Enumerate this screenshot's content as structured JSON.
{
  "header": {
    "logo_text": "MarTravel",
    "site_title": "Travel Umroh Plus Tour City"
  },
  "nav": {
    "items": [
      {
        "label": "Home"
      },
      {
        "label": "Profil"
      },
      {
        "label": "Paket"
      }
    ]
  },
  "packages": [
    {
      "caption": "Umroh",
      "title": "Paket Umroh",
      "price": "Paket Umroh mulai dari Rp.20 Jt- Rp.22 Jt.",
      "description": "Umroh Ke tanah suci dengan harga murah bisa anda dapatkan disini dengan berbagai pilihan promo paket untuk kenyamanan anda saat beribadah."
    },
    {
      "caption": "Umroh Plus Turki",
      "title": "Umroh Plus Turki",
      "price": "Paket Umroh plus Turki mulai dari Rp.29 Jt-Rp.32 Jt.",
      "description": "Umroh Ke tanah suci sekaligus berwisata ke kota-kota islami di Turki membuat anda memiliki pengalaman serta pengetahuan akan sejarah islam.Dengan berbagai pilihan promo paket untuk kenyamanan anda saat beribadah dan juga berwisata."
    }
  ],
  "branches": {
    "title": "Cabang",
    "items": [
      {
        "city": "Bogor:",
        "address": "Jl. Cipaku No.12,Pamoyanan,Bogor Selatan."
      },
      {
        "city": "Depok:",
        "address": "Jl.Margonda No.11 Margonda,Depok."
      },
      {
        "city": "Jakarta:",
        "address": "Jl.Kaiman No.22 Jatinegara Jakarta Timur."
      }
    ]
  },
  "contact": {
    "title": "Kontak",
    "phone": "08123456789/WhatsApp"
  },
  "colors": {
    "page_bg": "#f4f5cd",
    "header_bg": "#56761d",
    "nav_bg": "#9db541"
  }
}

----

TASK STATEMENT: From the data, list each line in which the string "berbagai" appears.

EXERCISE RESULT:
      "description": "Umroh Ke tanah suci dengan harga murah bisa anda dapatkan disini dengan berbagai pilihan promo paket untuk kenyamanan anda saat beribadah."
      "description": "Umroh Ke tanah suci sekaligus berwisata ke kota-kota islami di Turki membuat anda memiliki pengalaman serta pengetahuan akan sejarah islam.Dengan berbagai pilihan promo paket untuk kenyamanan anda saat beribadah dan juga berwisata."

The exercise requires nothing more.